Initially I had thought West Harbour would be the location to get the shot from but TPE was saying it wasn't going to line up, I saw a piece of land sticking out on the map - Te Atau Peninsula! There is a walkway there, placed my marker and thought this could work. Now it was a waiting game for the next good moon rise, August came along and the weather started to break, we had a few days of great weather, full moon day was coming up!
Thursday 18 August - Full Moon. It was looking promising. Only one thing - it was a work day - sux! Moon rise was going to be 5.38pm, and Google was saying about 35 mins to the location. i.e. giving me 3 minutes spare to set up! And this is pretty much exactly how it turned out. As I got to Te Atatu Peninsula, I parked the car, rushed out with my gear - I knew I had to walk along the track a little bit to get the positing, but at this stage it was bit of a guessing game. There was a little beach - I decided to go right to end of this and setup my time lapse shot - I framed up and took one test shot, set up my intervalometer and crossed my fingers - I just let it go.
There was some cloud on the horizon, I couldn't see the moon at all. The time lapse was going, at this point I thought maybe this wasn't going to be the day. A couple of minutes pass and I see it - just a little of that moon behind the clouds and behind the Sky Tower!! This was it, I have my other camera on hand - change lens quickly and start taking handheld shots with this. At the same time a few locals are on there evening walk. One stops and tells me about the amazing sunrises from there especially with the early morning fog, he has not seen the moon yet. I point behind him and tell him about the moon - there is gasp! and a "wow" There is another photographer further down the path setup with tripod and all, say a quick hi as I carry on taking a few shots.
A lady in a car calls me over, she's eating her dinner. She tells me in amazement - "I just saw the moon right behind the Sky Tower!!" and stated she couldn't believe how fast it moved!! She asked me a few questions and then explained she didn't want to go home to eat dinner because she was so amazed by this sight.
I'm now a bit far away from my time lapse camera setup, it must have 20-30 minutes. I head back towards the beach, time lapse has finished in the way of the battery running out. But it's OK - I have about 300 shots and I have it - This is the City Moon Rise:
Getting back to what I've been focusing on for the year - has been my photography, and that is why I haven't signed up for events - main factor being time, if I'm not out there running events, you really do have to train for them and that would eat into my chances to do photography. I had opted to do weekend adventures where I get to combine photography and trails - which is what I've really really loved.

COLLECTED DATA:
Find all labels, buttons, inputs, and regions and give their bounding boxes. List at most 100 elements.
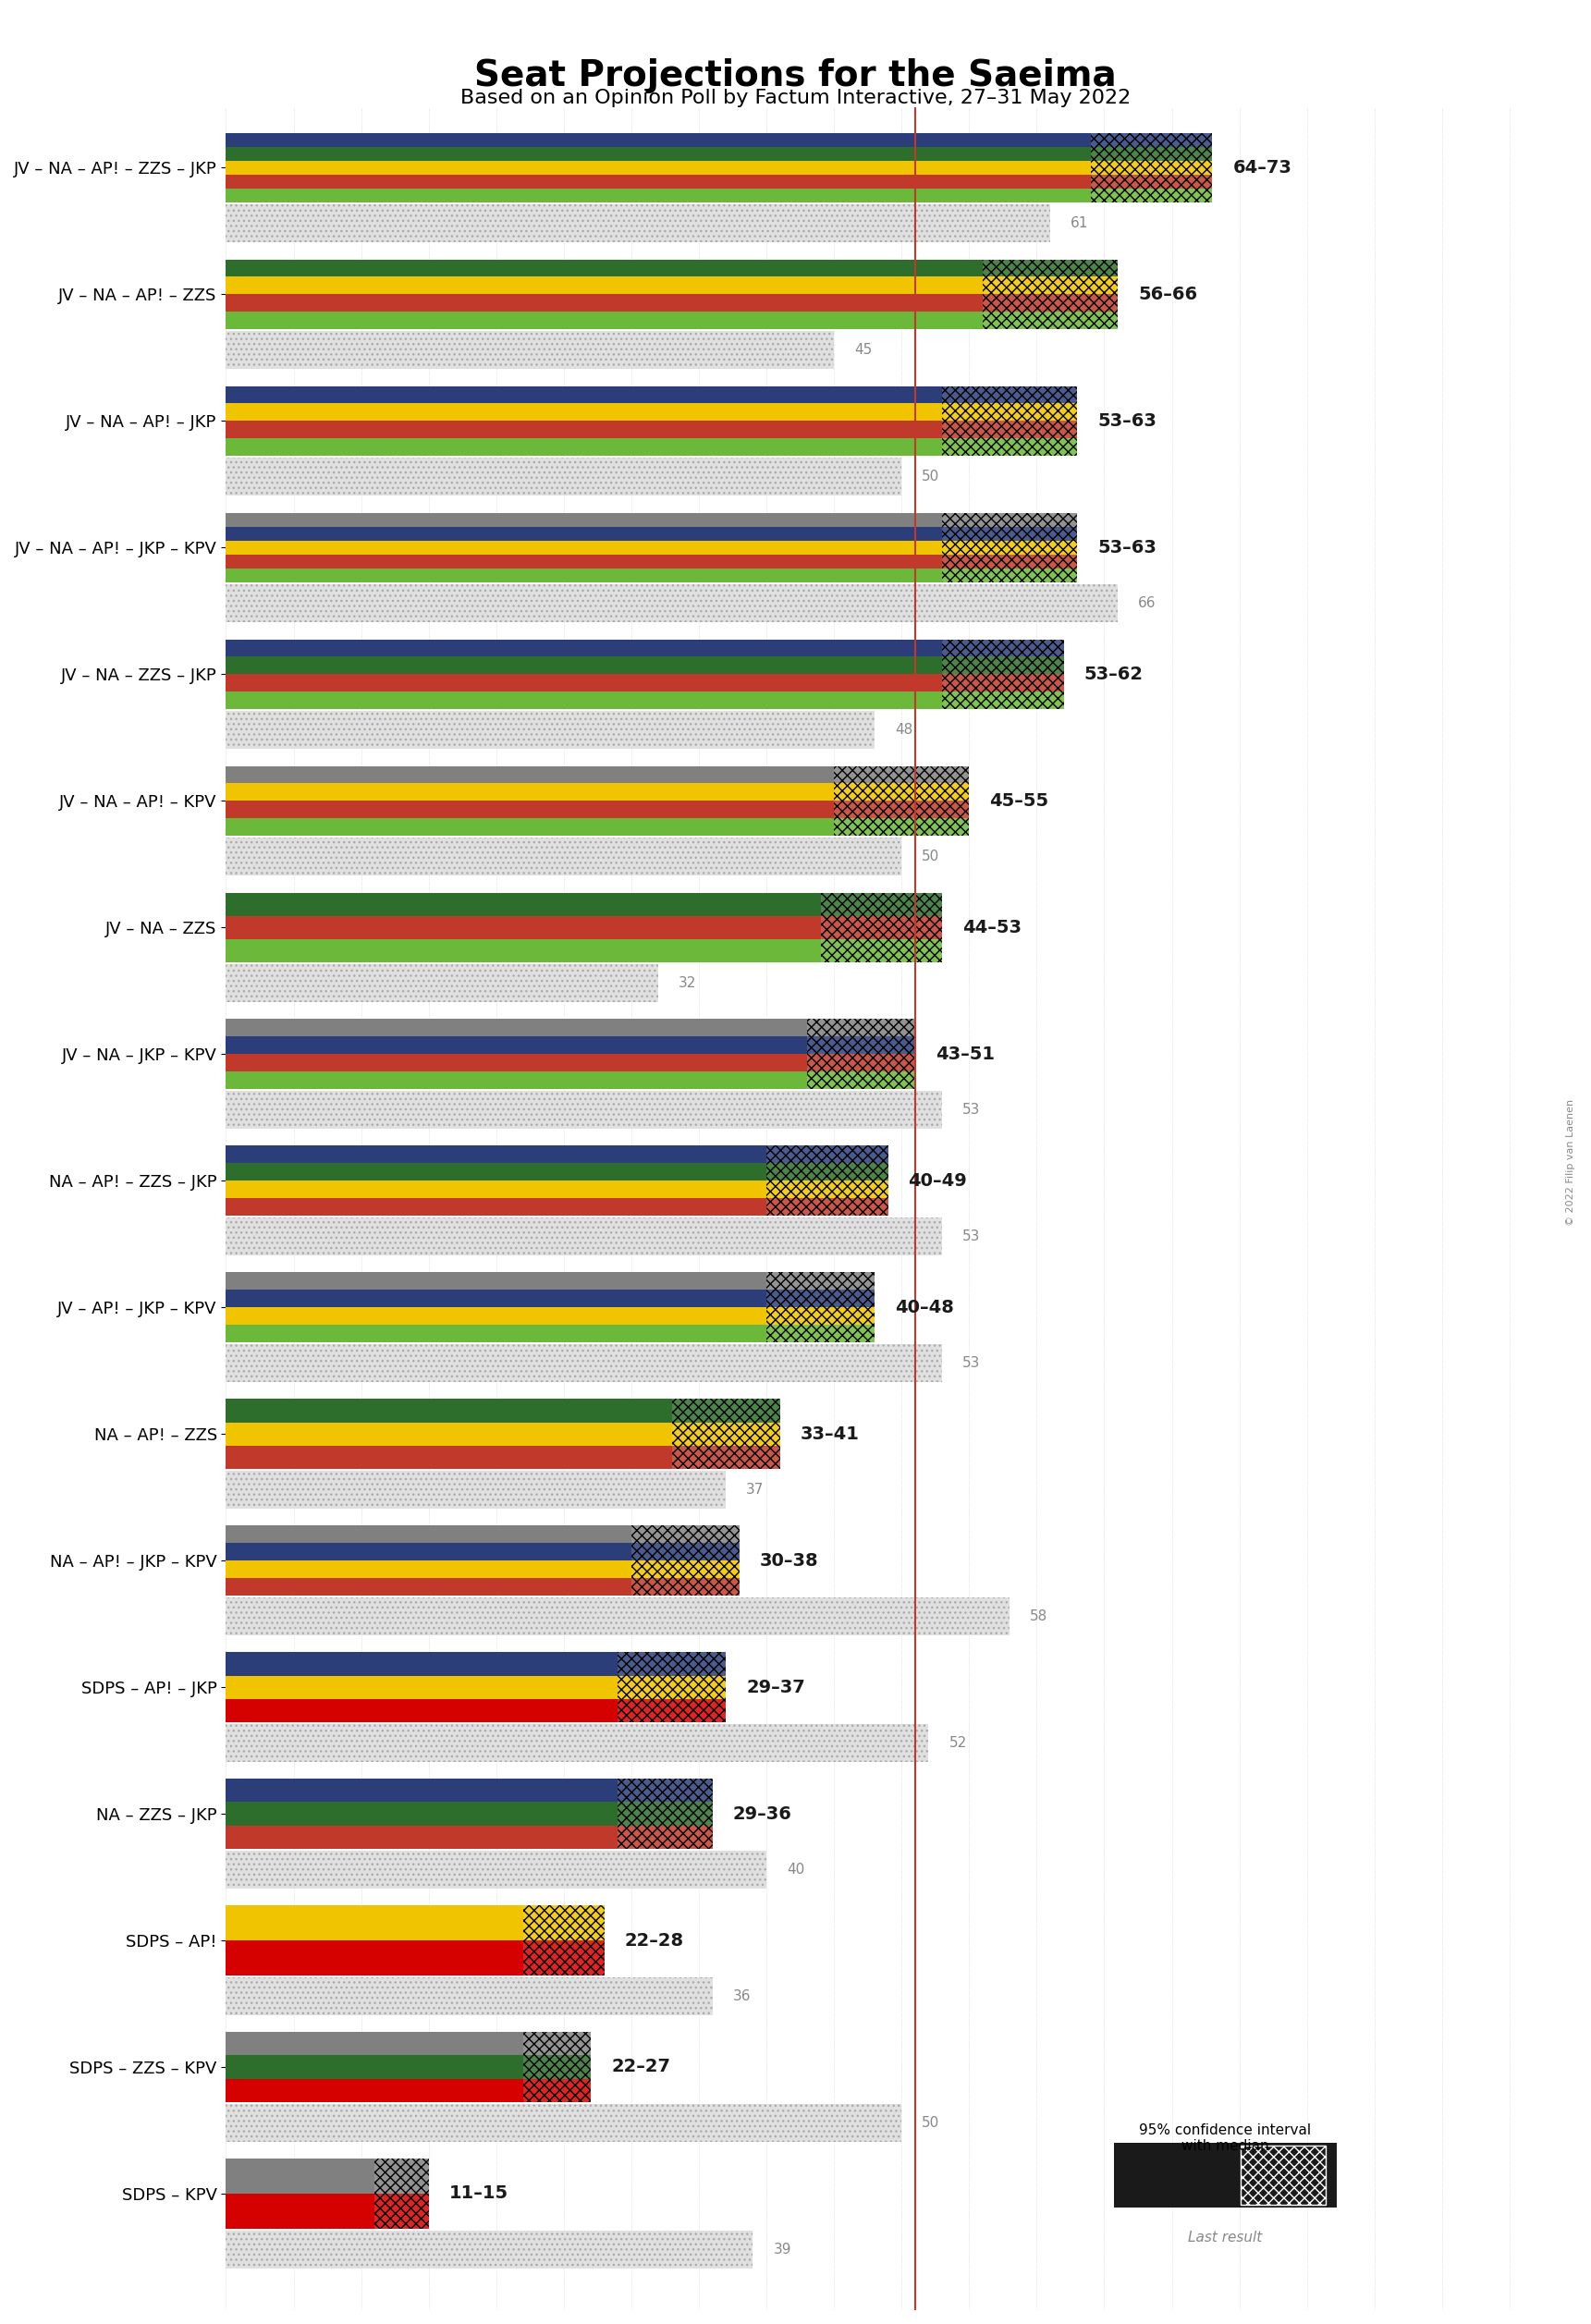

SHORT TASK A: Summarize the moonrise account in two sentences.
SHORT TASK B: Reproduce the moonrise account from "Initially I had" to "was coming up!".

EXERCISE OUTPUT A: After choosing a peninsula walkway as the vantage point, the author hurried there on the work day of Thursday 18 August, the full moon, and set up a time lapse with about three minutes to spare. Although clouds on the horizon at first hid the moon, it appeared behind the Sky Tower, and the author took handheld shots and talked with amazed locals before returning to find that the time lapse had stopped when the battery ran out, leaving about 300 shots.

EXERCISE OUTPUT B:
Initially I had thought West Harbour would be the location to get the shot from but TPE was saying it wasn't going to line up, I saw a piece of land sticking out on the map - Te Atau Peninsula! There is a walkway there, placed my marker and thought this could work. Now it was a waiting game for the next good moon rise, August came along and the weather started to break, we had a few days of great weather, full moon day was coming up!